- ФРАГМЕНТ ДОКУМЕНТА
#####

Жанровое своеобразие "Баклужинского цикла" Е. Лукина
Автор: Путило Олег Олегович
Журнал: Грани познания @grani-vspu
Рубрика: Лингвистика и филология
Статья в выпуске: 5 (58), 2018 года.
Бесплатный доступ
Рассматривается жанровое своеобразие Баклужинского цикла волгоградского фантаста Евгения Лукина. Делается вывод, что нарушения жанровых канонов связаны с сатирической проблематикой его произведений.
Жанр, юмористическая фантастика, юмористическое фэнтези, хронотоп, евгений лукин, баклужинский цикл
Короткий адрес: https://sciup.org/148310958
IDR: 148310958
Текст научной статьи Жанровое своеобразие "Баклужинского цикла" Е. Лукина
Признавая Евгения Лукина одним из лидеров современной литературы, большинство критиков характеризуют его творчество как «ироническую фантастику» [4], именуя самого автора «фантастом-юмористом» [1]. Однако в определении жанрового своеобразия «Баклужинского цикла», в особенности заглавного романа «Алая аура протопарторга», они не столь солидарны: одни критики воспринимают это произведение как «блистательную пародию на жанр фэнтези» [2], другие ‒ как «политический роман», в котором «фантастический элемент оказался в роли памфлетного антуража» [6]. Сам же автор «прилепил» к нему подзаголовок «турбофэнтези», иронически пояснив, что если «турбореализм исходит из невозможности отличить правду ото лжи», то «турбофэнтези, напротив, настаивает на том, что невозможно отличить ложь от правды» [14, с. 295].

#####

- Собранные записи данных
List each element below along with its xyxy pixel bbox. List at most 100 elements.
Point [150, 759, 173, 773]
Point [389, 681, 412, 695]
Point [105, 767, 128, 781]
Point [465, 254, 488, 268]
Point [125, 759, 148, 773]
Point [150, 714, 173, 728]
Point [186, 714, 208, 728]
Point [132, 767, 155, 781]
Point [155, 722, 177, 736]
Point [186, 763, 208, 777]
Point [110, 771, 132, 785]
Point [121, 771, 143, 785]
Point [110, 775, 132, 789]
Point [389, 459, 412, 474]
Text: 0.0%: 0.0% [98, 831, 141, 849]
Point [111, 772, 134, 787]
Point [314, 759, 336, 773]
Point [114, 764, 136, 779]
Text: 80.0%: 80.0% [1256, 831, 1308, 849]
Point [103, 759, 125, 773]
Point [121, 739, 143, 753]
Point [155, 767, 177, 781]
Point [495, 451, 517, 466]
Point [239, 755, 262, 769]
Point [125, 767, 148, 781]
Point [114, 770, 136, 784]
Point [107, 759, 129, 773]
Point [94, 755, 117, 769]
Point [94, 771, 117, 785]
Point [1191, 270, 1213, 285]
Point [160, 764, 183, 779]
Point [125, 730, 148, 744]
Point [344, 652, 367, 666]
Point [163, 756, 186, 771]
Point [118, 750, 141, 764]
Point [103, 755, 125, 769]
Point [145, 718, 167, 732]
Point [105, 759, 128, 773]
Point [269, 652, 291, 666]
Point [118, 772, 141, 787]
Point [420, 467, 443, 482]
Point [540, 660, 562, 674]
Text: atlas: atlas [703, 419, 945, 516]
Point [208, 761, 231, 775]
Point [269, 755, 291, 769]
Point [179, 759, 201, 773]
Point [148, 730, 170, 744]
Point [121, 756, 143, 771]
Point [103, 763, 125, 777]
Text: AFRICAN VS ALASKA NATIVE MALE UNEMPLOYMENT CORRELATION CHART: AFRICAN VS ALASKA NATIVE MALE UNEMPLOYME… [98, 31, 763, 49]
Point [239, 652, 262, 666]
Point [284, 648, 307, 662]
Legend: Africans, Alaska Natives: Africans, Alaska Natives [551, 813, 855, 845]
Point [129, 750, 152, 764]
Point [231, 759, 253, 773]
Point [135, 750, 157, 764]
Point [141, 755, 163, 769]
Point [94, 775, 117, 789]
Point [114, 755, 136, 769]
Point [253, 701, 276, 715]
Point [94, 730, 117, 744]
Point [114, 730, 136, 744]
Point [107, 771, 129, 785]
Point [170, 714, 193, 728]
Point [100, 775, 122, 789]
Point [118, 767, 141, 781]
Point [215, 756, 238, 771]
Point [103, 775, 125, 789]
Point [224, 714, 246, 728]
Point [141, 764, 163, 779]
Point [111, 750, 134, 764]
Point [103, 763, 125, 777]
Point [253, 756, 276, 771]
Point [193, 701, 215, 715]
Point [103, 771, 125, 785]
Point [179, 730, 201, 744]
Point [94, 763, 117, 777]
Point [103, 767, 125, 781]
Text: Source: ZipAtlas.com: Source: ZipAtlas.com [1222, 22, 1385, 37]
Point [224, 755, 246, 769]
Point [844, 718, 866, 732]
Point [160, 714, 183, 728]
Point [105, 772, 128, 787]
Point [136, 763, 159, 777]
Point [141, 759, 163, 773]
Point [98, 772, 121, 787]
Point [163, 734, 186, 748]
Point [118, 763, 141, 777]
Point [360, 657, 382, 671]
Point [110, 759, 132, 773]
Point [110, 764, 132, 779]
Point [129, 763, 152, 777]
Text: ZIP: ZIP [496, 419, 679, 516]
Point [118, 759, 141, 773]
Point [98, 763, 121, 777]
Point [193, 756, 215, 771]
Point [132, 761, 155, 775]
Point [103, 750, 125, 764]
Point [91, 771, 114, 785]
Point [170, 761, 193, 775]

#####

- ЧТО СДЕЛАТЬ
A: Перепечатайте из статьи о «Баклужинском цикле» отрывок, который открывается словами «Бесплатный доступ» и завершается словами «проблематикой его произведений.».
B: Изложите суть статьи о «Баклужинском цикле» в двух предложениях.
Строки никак не связаны со статьёй о «Баклужинском цикле».

- ОТВЕТЫ ПО ЗАДАНИЯМ
A:
Бесплатный доступ
Рассматривается жанровое своеобразие Баклужинского цикла волгоградского фантаста Евгения Лукина. Делается вывод, что нарушения жанровых канонов связаны с сатирической проблематикой его произведений.

B: В статье рассматривается жанровое своеобразие Баклужинского цикла волгоградского фантаста Евгения Лукина, и делается вывод, что нарушения жанровых канонов связаны с сатирической проблематикой его произведений. Критики расходятся в определении жанра романа «Алая аура протопарторга»: одни видят в нём пародию на жанр фэнтези, другие считают его политическим романом, а сам автор дал ему подзаголовок «турбофэнтези».